Requirements =>
Give the listing below again in full, exactly as written.

[Dataset items]
○ ○ ○ ○

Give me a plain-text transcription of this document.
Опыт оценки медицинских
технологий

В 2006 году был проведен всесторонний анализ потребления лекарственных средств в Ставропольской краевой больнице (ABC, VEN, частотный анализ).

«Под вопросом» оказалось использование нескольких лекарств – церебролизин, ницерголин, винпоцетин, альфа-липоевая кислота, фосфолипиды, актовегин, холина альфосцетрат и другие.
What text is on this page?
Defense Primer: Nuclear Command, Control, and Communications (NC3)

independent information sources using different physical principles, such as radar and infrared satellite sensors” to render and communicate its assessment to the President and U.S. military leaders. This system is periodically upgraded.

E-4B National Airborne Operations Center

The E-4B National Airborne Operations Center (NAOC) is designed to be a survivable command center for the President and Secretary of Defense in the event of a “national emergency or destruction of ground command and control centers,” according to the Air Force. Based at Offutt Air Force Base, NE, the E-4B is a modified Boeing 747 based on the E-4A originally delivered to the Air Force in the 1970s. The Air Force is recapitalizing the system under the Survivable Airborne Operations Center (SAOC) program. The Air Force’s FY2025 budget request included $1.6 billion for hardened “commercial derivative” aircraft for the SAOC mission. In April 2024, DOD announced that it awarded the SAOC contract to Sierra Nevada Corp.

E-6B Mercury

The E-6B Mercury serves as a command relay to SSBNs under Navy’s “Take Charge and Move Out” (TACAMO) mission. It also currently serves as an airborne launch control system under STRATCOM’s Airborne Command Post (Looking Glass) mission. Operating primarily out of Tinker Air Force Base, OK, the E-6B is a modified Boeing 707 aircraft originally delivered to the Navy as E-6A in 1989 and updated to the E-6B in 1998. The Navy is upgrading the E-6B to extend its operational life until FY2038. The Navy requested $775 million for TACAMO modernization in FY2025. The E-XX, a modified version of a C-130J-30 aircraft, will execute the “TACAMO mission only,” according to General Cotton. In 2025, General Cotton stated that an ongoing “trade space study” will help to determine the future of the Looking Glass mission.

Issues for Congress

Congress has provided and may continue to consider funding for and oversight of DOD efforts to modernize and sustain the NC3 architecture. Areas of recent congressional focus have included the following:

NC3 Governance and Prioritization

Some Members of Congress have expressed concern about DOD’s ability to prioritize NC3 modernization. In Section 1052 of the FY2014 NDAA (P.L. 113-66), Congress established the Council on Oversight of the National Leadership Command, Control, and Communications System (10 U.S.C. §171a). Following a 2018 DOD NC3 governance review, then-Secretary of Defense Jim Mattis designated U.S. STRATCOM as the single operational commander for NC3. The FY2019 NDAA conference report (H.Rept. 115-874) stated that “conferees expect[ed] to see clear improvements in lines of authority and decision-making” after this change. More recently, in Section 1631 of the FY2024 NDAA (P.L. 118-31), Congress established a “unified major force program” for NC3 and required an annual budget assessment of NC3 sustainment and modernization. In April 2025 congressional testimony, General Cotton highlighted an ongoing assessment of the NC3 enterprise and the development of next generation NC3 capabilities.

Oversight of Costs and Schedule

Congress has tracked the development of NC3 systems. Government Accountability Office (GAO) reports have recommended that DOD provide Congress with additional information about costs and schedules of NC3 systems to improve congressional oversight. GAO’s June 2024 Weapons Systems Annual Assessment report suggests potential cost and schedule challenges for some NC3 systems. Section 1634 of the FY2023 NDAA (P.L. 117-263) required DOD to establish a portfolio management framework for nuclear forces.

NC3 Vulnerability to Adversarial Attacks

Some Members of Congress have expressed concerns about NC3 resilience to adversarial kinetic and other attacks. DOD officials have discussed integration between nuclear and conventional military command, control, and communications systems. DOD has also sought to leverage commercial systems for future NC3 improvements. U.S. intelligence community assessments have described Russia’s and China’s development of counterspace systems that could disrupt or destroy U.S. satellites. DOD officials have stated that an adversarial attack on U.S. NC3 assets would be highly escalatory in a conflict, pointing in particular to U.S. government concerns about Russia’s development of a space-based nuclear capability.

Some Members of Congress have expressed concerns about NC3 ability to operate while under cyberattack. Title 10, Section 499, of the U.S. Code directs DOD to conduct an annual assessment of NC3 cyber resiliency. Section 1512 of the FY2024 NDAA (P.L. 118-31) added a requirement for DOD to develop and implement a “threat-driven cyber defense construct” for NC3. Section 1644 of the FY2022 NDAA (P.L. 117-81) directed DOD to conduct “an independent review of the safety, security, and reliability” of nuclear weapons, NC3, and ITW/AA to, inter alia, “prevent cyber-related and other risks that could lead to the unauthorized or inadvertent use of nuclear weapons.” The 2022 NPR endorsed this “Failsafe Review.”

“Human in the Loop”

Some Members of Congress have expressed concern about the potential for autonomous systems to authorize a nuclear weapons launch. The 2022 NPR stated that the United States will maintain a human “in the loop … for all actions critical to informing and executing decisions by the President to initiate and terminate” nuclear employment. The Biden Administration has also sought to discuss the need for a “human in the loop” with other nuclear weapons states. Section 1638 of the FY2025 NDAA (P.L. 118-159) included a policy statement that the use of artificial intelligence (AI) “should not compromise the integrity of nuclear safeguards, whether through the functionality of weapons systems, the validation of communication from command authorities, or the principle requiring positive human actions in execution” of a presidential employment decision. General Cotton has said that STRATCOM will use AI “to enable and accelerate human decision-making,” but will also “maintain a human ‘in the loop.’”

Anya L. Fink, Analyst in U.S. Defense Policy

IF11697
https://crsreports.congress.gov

○ ○ ○ ○

Task output =>
Give me a plain-text transcription of this document.
Опыт оценки медицинских
технологий

В 2006 году был проведен всесторонний анализ потребления лекарственных средств в Ставропольской краевой больнице (ABC, VEN, частотный анализ).

«Под вопросом» оказалось использование нескольких лекарств – церебролизин, ницерголин, винпоцетин, альфа-липоевая кислота, фосфолипиды, актовегин, холина альфосцетрат и другие.
What text is on this page?
Defense Primer: Nuclear Command, Control, and Communications (NC3)

independent information sources using different physical principles, such as radar and infrared satellite sensors” to render and communicate its assessment to the President and U.S. military leaders. This system is periodically upgraded.

E-4B National Airborne Operations Center

The E-4B National Airborne Operations Center (NAOC) is designed to be a survivable command center for the President and Secretary of Defense in the event of a “national emergency or destruction of ground command and control centers,” according to the Air Force. Based at Offutt Air Force Base, NE, the E-4B is a modified Boeing 747 based on the E-4A originally delivered to the Air Force in the 1970s. The Air Force is recapitalizing the system under the Survivable Airborne Operations Center (SAOC) program. The Air Force’s FY2025 budget request included $1.6 billion for hardened “commercial derivative” aircraft for the SAOC mission. In April 2024, DOD announced that it awarded the SAOC contract to Sierra Nevada Corp.

E-6B Mercury

The E-6B Mercury serves as a command relay to SSBNs under Navy’s “Take Charge and Move Out” (TACAMO) mission. It also currently serves as an airborne launch control system under STRATCOM’s Airborne Command Post (Looking Glass) mission. Operating primarily out of Tinker Air Force Base, OK, the E-6B is a modified Boeing 707 aircraft originally delivered to the Navy as E-6A in 1989 and updated to the E-6B in 1998. The Navy is upgrading the E-6B to extend its operational life until FY2038. The Navy requested $775 million for TACAMO modernization in FY2025. The E-XX, a modified version of a C-130J-30 aircraft, will execute the “TACAMO mission only,” according to General Cotton. In 2025, General Cotton stated that an ongoing “trade space study” will help to determine the future of the Looking Glass mission.

Issues for Congress

Congress has provided and may continue to consider funding for and oversight of DOD efforts to modernize and sustain the NC3 architecture. Areas of recent congressional focus have included the following:

NC3 Governance and Prioritization

Some Members of Congress have expressed concern about DOD’s ability to prioritize NC3 modernization. In Section 1052 of the FY2014 NDAA (P.L. 113-66), Congress established the Council on Oversight of the National Leadership Command, Control, and Communications System (10 U.S.C. §171a). Following a 2018 DOD NC3 governance review, then-Secretary of Defense Jim Mattis designated U.S. STRATCOM as the single operational commander for NC3. The FY2019 NDAA conference report (H.Rept. 115-874) stated that “conferees expect[ed] to see clear improvements in lines of authority and decision-making” after this change. More recently, in Section 1631 of the FY2024 NDAA (P.L. 118-31), Congress established a “unified major force program” for NC3 and required an annual budget assessment of NC3 sustainment and modernization. In April 2025 congressional testimony, General Cotton highlighted an ongoing assessment of the NC3 enterprise and the development of next generation NC3 capabilities.

Oversight of Costs and Schedule

Congress has tracked the development of NC3 systems. Government Accountability Office (GAO) reports have recommended that DOD provide Congress with additional information about costs and schedules of NC3 systems to improve congressional oversight. GAO’s June 2024 Weapons Systems Annual Assessment report suggests potential cost and schedule challenges for some NC3 systems. Section 1634 of the FY2023 NDAA (P.L. 117-263) required DOD to establish a portfolio management framework for nuclear forces.

NC3 Vulnerability to Adversarial Attacks

Some Members of Congress have expressed concerns about NC3 resilience to adversarial kinetic and other attacks. DOD officials have discussed integration between nuclear and conventional military command, control, and communications systems. DOD has also sought to leverage commercial systems for future NC3 improvements. U.S. intelligence community assessments have described Russia’s and China’s development of counterspace systems that could disrupt or destroy U.S. satellites. DOD officials have stated that an adversarial attack on U.S. NC3 assets would be highly escalatory in a conflict, pointing in particular to U.S. government concerns about Russia’s development of a space-based nuclear capability.

Some Members of Congress have expressed concerns about NC3 ability to operate while under cyberattack. Title 10, Section 499, of the U.S. Code directs DOD to conduct an annual assessment of NC3 cyber resiliency. Section 1512 of the FY2024 NDAA (P.L. 118-31) added a requirement for DOD to develop and implement a “threat-driven cyber defense construct” for NC3. Section 1644 of the FY2022 NDAA (P.L. 117-81) directed DOD to conduct “an independent review of the safety, security, and reliability” of nuclear weapons, NC3, and ITW/AA to, inter alia, “prevent cyber-related and other risks that could lead to the unauthorized or inadvertent use of nuclear weapons.” The 2022 NPR endorsed this “Failsafe Review.”

“Human in the Loop”

Some Members of Congress have expressed concern about the potential for autonomous systems to authorize a nuclear weapons launch. The 2022 NPR stated that the United States will maintain a human “in the loop … for all actions critical to informing and executing decisions by the President to initiate and terminate” nuclear employment. The Biden Administration has also sought to discuss the need for a “human in the loop” with other nuclear weapons states. Section 1638 of the FY2025 NDAA (P.L. 118-159) included a policy statement that the use of artificial intelligence (AI) “should not compromise the integrity of nuclear safeguards, whether through the functionality of weapons systems, the validation of communication from command authorities, or the principle requiring positive human actions in execution” of a presidential employment decision. General Cotton has said that STRATCOM will use AI “to enable and accelerate human decision-making,” but will also “maintain a human ‘in the loop.’”

Anya L. Fink, Analyst in U.S. Defense Policy

IF11697
https://crsreports.congress.gov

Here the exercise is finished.